- [Raw records]
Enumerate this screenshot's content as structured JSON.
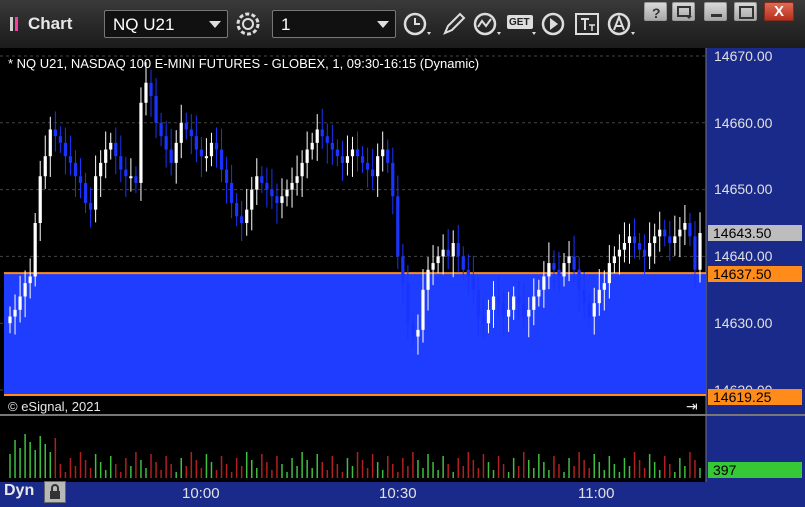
{
  "window": {
    "title": "Chart",
    "close_symbol": "X"
  },
  "toolbar": {
    "symbol": "NQ U21",
    "interval": "1",
    "get_label": "GET"
  },
  "chart": {
    "header": "* NQ U21, NASDAQ 100 E-MINI FUTURES - GLOBEX, 1, 09:30-16:15 (Dynamic)",
    "copyright": "© eSignal, 2021",
    "price_labels": [
      "14670.00",
      "14660.00",
      "14650.00",
      "14640.00",
      "14630.00",
      "14620.00"
    ],
    "last_price_tag": "14643.50",
    "upper_band_tag": "14637.50",
    "lower_band_tag": "14619.25",
    "volume_tag": "397",
    "time_labels": [
      "10:00",
      "10:30",
      "11:00"
    ],
    "mode_label": "Dyn",
    "colors": {
      "up": "#ffffff",
      "down": "#1a33ff",
      "band_fill": "#1f3dff",
      "band_line": "#ff8c1a",
      "vol_up": "#3fbf3f",
      "vol_down": "#b02020",
      "axis_bg": "#1a2a8a"
    }
  },
  "chart_data": {
    "type": "candlestick",
    "title": "* NQ U21, NASDAQ 100 E-MINI FUTURES - GLOBEX, 1, 09:30-16:15 (Dynamic)",
    "ylim": [
      14619,
      14670
    ],
    "y_ticks": [
      14620,
      14630,
      14640,
      14650,
      14660,
      14670
    ],
    "x_ticks": [
      "10:00",
      "10:30",
      "11:00"
    ],
    "last_price": 14643.5,
    "zone": [
      14619.25,
      14637.5
    ],
    "last_volume": 397,
    "close": [
      14631,
      14632,
      14634,
      14636,
      14637,
      14645,
      14652,
      14655,
      14659,
      14658,
      14657,
      14655,
      14654,
      14652,
      14651,
      14648,
      14647,
      14652,
      14654,
      14656,
      14657,
      14655,
      14653,
      14652,
      14652,
      14651,
      14663,
      14666,
      14664,
      14660,
      14658,
      14656,
      14654,
      14657,
      14660,
      14659,
      14658,
      14656,
      14655,
      14655,
      14657,
      14656,
      14653,
      14651,
      14648,
      14646,
      14645,
      14647,
      14650,
      14652,
      14651,
      14650,
      14649,
      14648,
      14649,
      14650,
      14651,
      14652,
      14654,
      14656,
      14657,
      14659,
      14658,
      14657,
      14656,
      14655,
      14654,
      14655,
      14656,
      14655,
      14654,
      14653,
      14652,
      14655,
      14656,
      14654,
      14649,
      14640,
      14636,
      14630,
      14628,
      14629,
      14635,
      14638,
      14639,
      14640,
      14641,
      14640,
      14642,
      14640,
      14638,
      14637,
      14635,
      14631,
      14630,
      14632,
      14634,
      14633,
      14631,
      14632,
      14634,
      14633,
      14631,
      14632,
      14634,
      14635,
      14637,
      14639,
      14638,
      14637,
      14639,
      14640,
      14638,
      14635,
      14633,
      14631,
      14633,
      14635,
      14636,
      14639,
      14640,
      14641,
      14642,
      14643,
      14642,
      14641,
      14640,
      14642,
      14643,
      14644,
      14643,
      14642,
      14643,
      14644,
      14645,
      14643,
      14638,
      14643.5
    ]
  }
}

- [What to produce]
Return only the count of lines in the records that hold the word "Dynamic".

- [Output below]
2